EXERCISE TASK >> Pick out every line that holds the string "boîte" and copy it.

RECORD EXCERPTS >>
■ ■ ■

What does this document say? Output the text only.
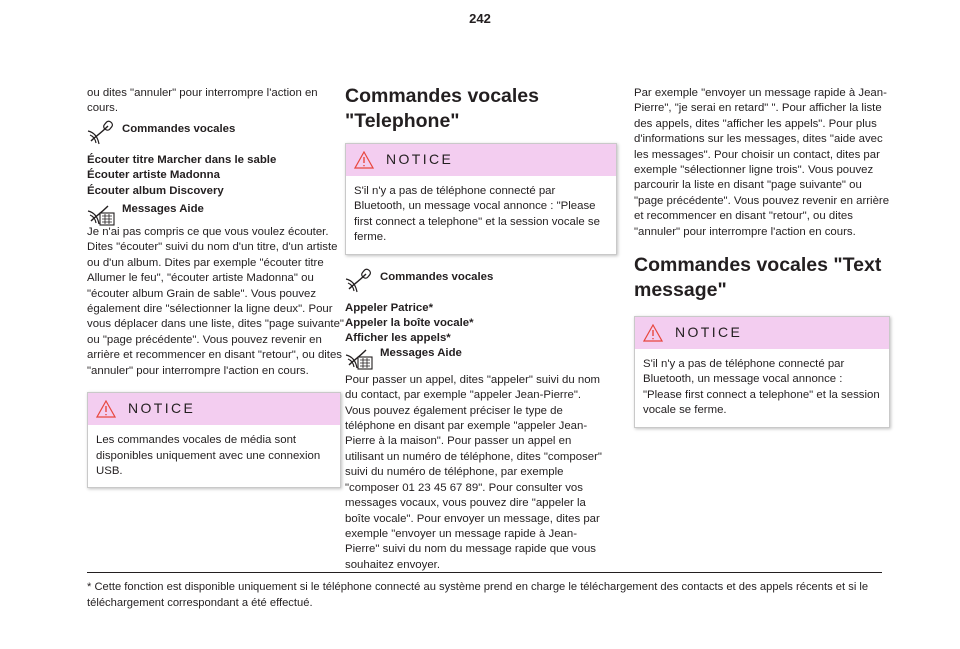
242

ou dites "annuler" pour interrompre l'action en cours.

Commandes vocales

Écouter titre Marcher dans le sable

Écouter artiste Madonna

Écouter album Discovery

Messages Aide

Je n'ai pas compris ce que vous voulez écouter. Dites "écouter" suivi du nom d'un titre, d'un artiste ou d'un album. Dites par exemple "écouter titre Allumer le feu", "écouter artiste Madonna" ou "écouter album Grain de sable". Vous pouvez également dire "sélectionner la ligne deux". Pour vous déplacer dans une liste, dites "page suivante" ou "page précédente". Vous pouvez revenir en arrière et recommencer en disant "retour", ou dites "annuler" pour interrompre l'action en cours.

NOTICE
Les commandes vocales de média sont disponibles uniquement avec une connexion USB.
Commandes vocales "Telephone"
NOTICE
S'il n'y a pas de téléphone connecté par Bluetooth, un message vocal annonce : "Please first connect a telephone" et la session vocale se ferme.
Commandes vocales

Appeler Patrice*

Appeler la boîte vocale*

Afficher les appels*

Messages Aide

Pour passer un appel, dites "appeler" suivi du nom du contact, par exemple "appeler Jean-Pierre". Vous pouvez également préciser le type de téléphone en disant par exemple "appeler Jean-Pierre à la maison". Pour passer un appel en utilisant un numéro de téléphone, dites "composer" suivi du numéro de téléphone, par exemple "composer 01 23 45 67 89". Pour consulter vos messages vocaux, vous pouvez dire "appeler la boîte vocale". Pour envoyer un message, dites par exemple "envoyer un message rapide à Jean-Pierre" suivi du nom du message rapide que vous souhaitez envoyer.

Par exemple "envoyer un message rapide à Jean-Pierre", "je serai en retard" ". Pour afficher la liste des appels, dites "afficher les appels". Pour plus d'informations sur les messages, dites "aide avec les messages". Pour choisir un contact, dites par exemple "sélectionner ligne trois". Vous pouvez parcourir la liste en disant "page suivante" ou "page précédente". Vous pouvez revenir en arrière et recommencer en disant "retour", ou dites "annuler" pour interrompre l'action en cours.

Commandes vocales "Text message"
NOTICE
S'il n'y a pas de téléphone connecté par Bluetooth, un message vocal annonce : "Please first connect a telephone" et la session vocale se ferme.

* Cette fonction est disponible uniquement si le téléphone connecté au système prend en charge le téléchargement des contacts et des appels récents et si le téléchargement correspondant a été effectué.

■ ■ ■

THE RESULT >>
Appeler la boîte vocale*
Pour passer un appel, dites "appeler" suivi du nom du contact, par exemple "appeler Jean-Pierre". Vous pouvez également préciser le type de téléphone en disant par exemple "appeler Jean-Pierre à la maison". Pour passer un appel en utilisant un numéro de téléphone, dites "composer" suivi du numéro de téléphone, par exemple "composer 01 23 45 67 89". Pour consulter vos messages vocaux, vous pouvez dire "appeler la boîte vocale". Pour envoyer un message, dites par exemple "envoyer un message rapide à Jean-Pierre" suivi du nom du message rapide que vous souhaitez envoyer.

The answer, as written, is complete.